AIM OF THE TASK: Retype everything in the listing, leaving each line exactly as it is.

[Collection entries]

■ ■ ■ ■ ■ ■ ■

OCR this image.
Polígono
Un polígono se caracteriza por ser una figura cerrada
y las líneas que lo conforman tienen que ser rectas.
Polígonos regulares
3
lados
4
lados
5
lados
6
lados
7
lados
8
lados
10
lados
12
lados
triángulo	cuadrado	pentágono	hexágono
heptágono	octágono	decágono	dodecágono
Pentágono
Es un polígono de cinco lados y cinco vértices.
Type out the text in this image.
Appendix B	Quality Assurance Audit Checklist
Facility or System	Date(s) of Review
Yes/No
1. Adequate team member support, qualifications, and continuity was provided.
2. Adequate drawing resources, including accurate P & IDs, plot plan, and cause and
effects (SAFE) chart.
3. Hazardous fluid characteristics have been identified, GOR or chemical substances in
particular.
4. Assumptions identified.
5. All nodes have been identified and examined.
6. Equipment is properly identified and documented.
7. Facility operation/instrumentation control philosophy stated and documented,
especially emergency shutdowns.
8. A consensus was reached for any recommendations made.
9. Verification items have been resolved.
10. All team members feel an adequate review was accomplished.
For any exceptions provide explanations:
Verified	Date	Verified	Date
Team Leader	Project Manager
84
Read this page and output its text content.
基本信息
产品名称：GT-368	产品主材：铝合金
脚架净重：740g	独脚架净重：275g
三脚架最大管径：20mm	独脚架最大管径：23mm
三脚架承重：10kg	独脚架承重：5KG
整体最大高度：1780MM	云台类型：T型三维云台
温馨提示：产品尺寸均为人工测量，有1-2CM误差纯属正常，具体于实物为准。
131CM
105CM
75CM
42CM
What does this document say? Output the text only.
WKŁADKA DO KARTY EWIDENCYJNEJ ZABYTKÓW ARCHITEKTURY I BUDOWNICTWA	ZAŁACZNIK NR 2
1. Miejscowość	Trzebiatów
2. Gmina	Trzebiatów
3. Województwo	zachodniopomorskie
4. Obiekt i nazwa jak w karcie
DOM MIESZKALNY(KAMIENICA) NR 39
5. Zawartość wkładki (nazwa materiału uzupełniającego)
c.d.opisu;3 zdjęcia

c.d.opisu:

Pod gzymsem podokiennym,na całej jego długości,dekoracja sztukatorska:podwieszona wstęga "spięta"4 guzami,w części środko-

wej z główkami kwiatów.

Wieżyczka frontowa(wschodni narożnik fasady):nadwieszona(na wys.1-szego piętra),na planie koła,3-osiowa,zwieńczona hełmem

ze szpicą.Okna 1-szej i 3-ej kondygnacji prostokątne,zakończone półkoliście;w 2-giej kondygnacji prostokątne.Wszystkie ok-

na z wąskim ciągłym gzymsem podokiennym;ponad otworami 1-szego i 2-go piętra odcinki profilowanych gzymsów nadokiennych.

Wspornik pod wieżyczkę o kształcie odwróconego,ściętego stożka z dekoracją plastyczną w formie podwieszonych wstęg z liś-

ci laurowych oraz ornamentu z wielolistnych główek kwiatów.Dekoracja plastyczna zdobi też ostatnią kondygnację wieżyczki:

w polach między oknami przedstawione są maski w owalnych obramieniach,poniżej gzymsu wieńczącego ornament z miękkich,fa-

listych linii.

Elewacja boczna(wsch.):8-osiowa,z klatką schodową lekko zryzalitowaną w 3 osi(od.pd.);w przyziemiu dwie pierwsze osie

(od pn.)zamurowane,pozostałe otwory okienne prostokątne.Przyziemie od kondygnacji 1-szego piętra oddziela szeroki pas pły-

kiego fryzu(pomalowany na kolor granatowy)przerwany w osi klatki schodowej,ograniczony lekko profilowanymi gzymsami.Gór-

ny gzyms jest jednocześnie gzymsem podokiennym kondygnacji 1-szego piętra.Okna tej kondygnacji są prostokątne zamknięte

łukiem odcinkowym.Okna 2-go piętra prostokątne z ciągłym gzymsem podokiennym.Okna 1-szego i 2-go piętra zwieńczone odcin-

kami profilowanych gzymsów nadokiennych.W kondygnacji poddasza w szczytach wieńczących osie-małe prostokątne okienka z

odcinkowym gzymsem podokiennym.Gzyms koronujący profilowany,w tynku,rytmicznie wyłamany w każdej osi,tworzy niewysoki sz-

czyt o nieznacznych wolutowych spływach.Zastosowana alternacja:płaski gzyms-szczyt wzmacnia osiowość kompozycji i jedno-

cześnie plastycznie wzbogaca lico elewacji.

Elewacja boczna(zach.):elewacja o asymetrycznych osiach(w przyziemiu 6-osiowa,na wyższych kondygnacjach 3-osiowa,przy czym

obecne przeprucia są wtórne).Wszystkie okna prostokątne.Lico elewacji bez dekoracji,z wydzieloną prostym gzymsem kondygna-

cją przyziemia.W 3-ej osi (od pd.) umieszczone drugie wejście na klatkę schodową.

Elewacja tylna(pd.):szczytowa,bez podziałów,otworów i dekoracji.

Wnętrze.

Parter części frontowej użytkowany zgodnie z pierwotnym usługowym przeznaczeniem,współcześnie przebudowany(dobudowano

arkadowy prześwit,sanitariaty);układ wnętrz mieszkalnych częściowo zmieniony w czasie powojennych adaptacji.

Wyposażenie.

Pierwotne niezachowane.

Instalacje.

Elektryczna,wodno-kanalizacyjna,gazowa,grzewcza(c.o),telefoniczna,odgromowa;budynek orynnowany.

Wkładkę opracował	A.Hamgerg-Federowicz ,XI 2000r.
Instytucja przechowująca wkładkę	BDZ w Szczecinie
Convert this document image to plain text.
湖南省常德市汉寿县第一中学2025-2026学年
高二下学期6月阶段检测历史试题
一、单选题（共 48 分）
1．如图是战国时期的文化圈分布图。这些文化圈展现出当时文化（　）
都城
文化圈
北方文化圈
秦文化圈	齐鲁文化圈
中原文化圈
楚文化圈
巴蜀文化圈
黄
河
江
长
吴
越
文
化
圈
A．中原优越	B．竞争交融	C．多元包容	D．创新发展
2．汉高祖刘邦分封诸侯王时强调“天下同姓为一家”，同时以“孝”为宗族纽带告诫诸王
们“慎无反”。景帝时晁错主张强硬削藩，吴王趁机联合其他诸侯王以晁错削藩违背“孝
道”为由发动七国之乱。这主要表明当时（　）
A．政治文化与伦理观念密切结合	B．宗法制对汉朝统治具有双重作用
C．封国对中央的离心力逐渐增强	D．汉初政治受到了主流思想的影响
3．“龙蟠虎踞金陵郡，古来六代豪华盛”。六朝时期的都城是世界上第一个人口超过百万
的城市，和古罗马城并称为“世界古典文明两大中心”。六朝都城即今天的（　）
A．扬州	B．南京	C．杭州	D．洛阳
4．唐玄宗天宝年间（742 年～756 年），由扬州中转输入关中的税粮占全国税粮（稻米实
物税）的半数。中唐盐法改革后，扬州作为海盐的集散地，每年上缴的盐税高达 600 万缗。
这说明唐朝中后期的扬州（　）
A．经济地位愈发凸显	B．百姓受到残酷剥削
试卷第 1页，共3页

■ ■ ■ ■ ■ ■ ■

EXERCISE OUTPUT:
OCR this image.
Polígono
Un polígono se caracteriza por ser una figura cerrada
y las líneas que lo conforman tienen que ser rectas.
Polígonos regulares
3
lados
4
lados
5
lados
6
lados
7
lados
8
lados
10
lados
12
lados
triángulo	cuadrado	pentágono	hexágono
heptágono	octágono	decágono	dodecágono
Pentágono
Es un polígono de cinco lados y cinco vértices.
Type out the text in this image.
Appendix B	Quality Assurance Audit Checklist
Facility or System	Date(s) of Review
Yes/No
1. Adequate team member support, qualifications, and continuity was provided.
2. Adequate drawing resources, including accurate P & IDs, plot plan, and cause and
effects (SAFE) chart.
3. Hazardous fluid characteristics have been identified, GOR or chemical substances in
particular.
4. Assumptions identified.
5. All nodes have been identified and examined.
6. Equipment is properly identified and documented.
7. Facility operation/instrumentation control philosophy stated and documented,
especially emergency shutdowns.
8. A consensus was reached for any recommendations made.
9. Verification items have been resolved.
10. All team members feel an adequate review was accomplished.
For any exceptions provide explanations:
Verified	Date	Verified	Date
Team Leader	Project Manager
84
Read this page and output its text content.
基本信息
产品名称：GT-368	产品主材：铝合金
脚架净重：740g	独脚架净重：275g
三脚架最大管径：20mm	独脚架最大管径：23mm
三脚架承重：10kg	独脚架承重：5KG
整体最大高度：1780MM	云台类型：T型三维云台
温馨提示：产品尺寸均为人工测量，有1-2CM误差纯属正常，具体于实物为准。
131CM
105CM
75CM
42CM
What does this document say? Output the text only.
WKŁADKA DO KARTY EWIDENCYJNEJ ZABYTKÓW ARCHITEKTURY I BUDOWNICTWA	ZAŁACZNIK NR 2
1. Miejscowość	Trzebiatów
2. Gmina	Trzebiatów
3. Województwo	zachodniopomorskie
4. Obiekt i nazwa jak w karcie
DOM MIESZKALNY(KAMIENICA) NR 39
5. Zawartość wkładki (nazwa materiału uzupełniającego)
c.d.opisu;3 zdjęcia

c.d.opisu:

Pod gzymsem podokiennym,na całej jego długości,dekoracja sztukatorska:podwieszona wstęga "spięta"4 guzami,w części środko-

wej z główkami kwiatów.

Wieżyczka frontowa(wschodni narożnik fasady):nadwieszona(na wys.1-szego piętra),na planie koła,3-osiowa,zwieńczona hełmem

ze szpicą.Okna 1-szej i 3-ej kondygnacji prostokątne,zakończone półkoliście;w 2-giej kondygnacji prostokątne.Wszystkie ok-

na z wąskim ciągłym gzymsem podokiennym;ponad otworami 1-szego i 2-go piętra odcinki profilowanych gzymsów nadokiennych.

Wspornik pod wieżyczkę o kształcie odwróconego,ściętego stożka z dekoracją plastyczną w formie podwieszonych wstęg z liś-

ci laurowych oraz ornamentu z wielolistnych główek kwiatów.Dekoracja plastyczna zdobi też ostatnią kondygnację wieżyczki:

w polach między oknami przedstawione są maski w owalnych obramieniach,poniżej gzymsu wieńczącego ornament z miękkich,fa-

listych linii.

Elewacja boczna(wsch.):8-osiowa,z klatką schodową lekko zryzalitowaną w 3 osi(od.pd.);w przyziemiu dwie pierwsze osie

(od pn.)zamurowane,pozostałe otwory okienne prostokątne.Przyziemie od kondygnacji 1-szego piętra oddziela szeroki pas pły-

kiego fryzu(pomalowany na kolor granatowy)przerwany w osi klatki schodowej,ograniczony lekko profilowanymi gzymsami.Gór-

ny gzyms jest jednocześnie gzymsem podokiennym kondygnacji 1-szego piętra.Okna tej kondygnacji są prostokątne zamknięte

łukiem odcinkowym.Okna 2-go piętra prostokątne z ciągłym gzymsem podokiennym.Okna 1-szego i 2-go piętra zwieńczone odcin-

kami profilowanych gzymsów nadokiennych.W kondygnacji poddasza w szczytach wieńczących osie-małe prostokątne okienka z

odcinkowym gzymsem podokiennym.Gzyms koronujący profilowany,w tynku,rytmicznie wyłamany w każdej osi,tworzy niewysoki sz-

czyt o nieznacznych wolutowych spływach.Zastosowana alternacja:płaski gzyms-szczyt wzmacnia osiowość kompozycji i jedno-

cześnie plastycznie wzbogaca lico elewacji.

Elewacja boczna(zach.):elewacja o asymetrycznych osiach(w przyziemiu 6-osiowa,na wyższych kondygnacjach 3-osiowa,przy czym

obecne przeprucia są wtórne).Wszystkie okna prostokątne.Lico elewacji bez dekoracji,z wydzieloną prostym gzymsem kondygna-

cją przyziemia.W 3-ej osi (od pd.) umieszczone drugie wejście na klatkę schodową.

Elewacja tylna(pd.):szczytowa,bez podziałów,otworów i dekoracji.

Wnętrze.

Parter części frontowej użytkowany zgodnie z pierwotnym usługowym przeznaczeniem,współcześnie przebudowany(dobudowano

arkadowy prześwit,sanitariaty);układ wnętrz mieszkalnych częściowo zmieniony w czasie powojennych adaptacji.

Wyposażenie.

Pierwotne niezachowane.

Instalacje.

Elektryczna,wodno-kanalizacyjna,gazowa,grzewcza(c.o),telefoniczna,odgromowa;budynek orynnowany.

Wkładkę opracował	A.Hamgerg-Federowicz ,XI 2000r.
Instytucja przechowująca wkładkę	BDZ w Szczecinie
Convert this document image to plain text.
湖南省常德市汉寿县第一中学2025-2026学年
高二下学期6月阶段检测历史试题
一、单选题（共 48 分）
1．如图是战国时期的文化圈分布图。这些文化圈展现出当时文化（　）
都城
文化圈
北方文化圈
秦文化圈	齐鲁文化圈
中原文化圈
楚文化圈
巴蜀文化圈
黄
河
江
长
吴
越
文
化
圈
A．中原优越	B．竞争交融	C．多元包容	D．创新发展
2．汉高祖刘邦分封诸侯王时强调“天下同姓为一家”，同时以“孝”为宗族纽带告诫诸王
们“慎无反”。景帝时晁错主张强硬削藩，吴王趁机联合其他诸侯王以晁错削藩违背“孝
道”为由发动七国之乱。这主要表明当时（　）
A．政治文化与伦理观念密切结合	B．宗法制对汉朝统治具有双重作用
C．封国对中央的离心力逐渐增强	D．汉初政治受到了主流思想的影响
3．“龙蟠虎踞金陵郡，古来六代豪华盛”。六朝时期的都城是世界上第一个人口超过百万
的城市，和古罗马城并称为“世界古典文明两大中心”。六朝都城即今天的（　）
A．扬州	B．南京	C．杭州	D．洛阳
4．唐玄宗天宝年间（742 年～756 年），由扬州中转输入关中的税粮占全国税粮（稻米实
物税）的半数。中唐盐法改革后，扬州作为海盐的集散地，每年上缴的盐税高达 600 万缗。
这说明唐朝中后期的扬州（　）
A．经济地位愈发凸显	B．百姓受到残酷剥削
试卷第 1页，共3页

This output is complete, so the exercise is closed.